THE PROBLEM: Copy all lines holding the word "into" from the entries.

STORED ROWS:
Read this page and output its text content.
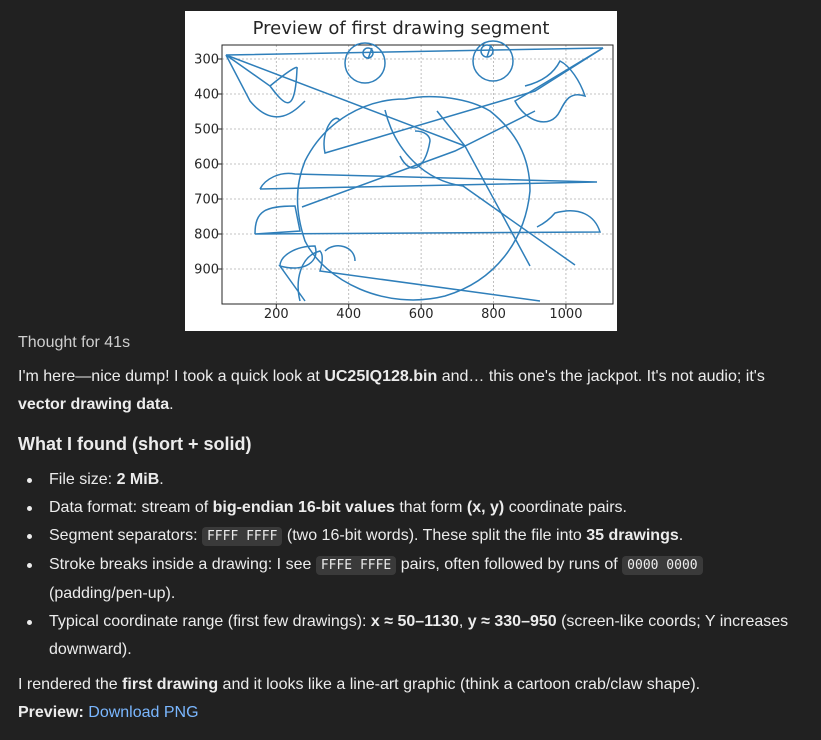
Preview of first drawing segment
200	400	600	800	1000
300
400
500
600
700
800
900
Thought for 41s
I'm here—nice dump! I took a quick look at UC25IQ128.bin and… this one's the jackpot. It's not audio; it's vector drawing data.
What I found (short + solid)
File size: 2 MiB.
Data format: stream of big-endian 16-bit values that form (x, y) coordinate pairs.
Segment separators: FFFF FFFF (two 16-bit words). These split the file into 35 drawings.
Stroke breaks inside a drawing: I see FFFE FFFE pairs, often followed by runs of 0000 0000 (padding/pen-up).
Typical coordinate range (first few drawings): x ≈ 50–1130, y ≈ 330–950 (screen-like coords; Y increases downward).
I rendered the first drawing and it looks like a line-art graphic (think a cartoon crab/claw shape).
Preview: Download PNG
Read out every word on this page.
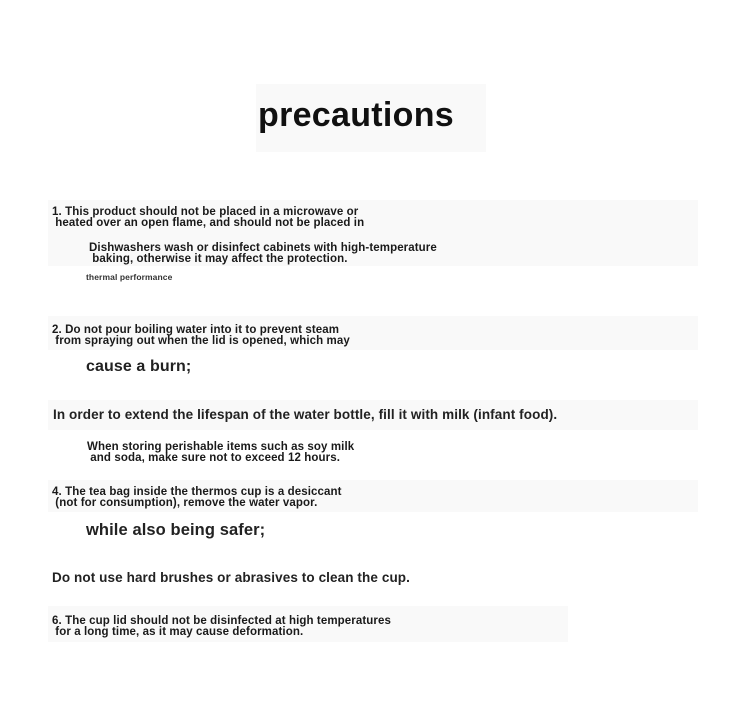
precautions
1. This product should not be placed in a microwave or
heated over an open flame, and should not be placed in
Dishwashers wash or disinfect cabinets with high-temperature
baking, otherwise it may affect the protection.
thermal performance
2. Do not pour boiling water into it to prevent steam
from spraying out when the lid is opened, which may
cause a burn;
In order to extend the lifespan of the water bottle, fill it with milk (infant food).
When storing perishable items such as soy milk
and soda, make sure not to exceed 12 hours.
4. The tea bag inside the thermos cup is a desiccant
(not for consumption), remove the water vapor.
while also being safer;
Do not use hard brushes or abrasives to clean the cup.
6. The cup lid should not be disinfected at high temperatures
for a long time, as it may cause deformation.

CORRECT OUTPUT:
Segment separators: FFFF FFFF (two 16-bit words). These split the file into 35 drawings.
2. Do not pour boiling water into it to prevent steam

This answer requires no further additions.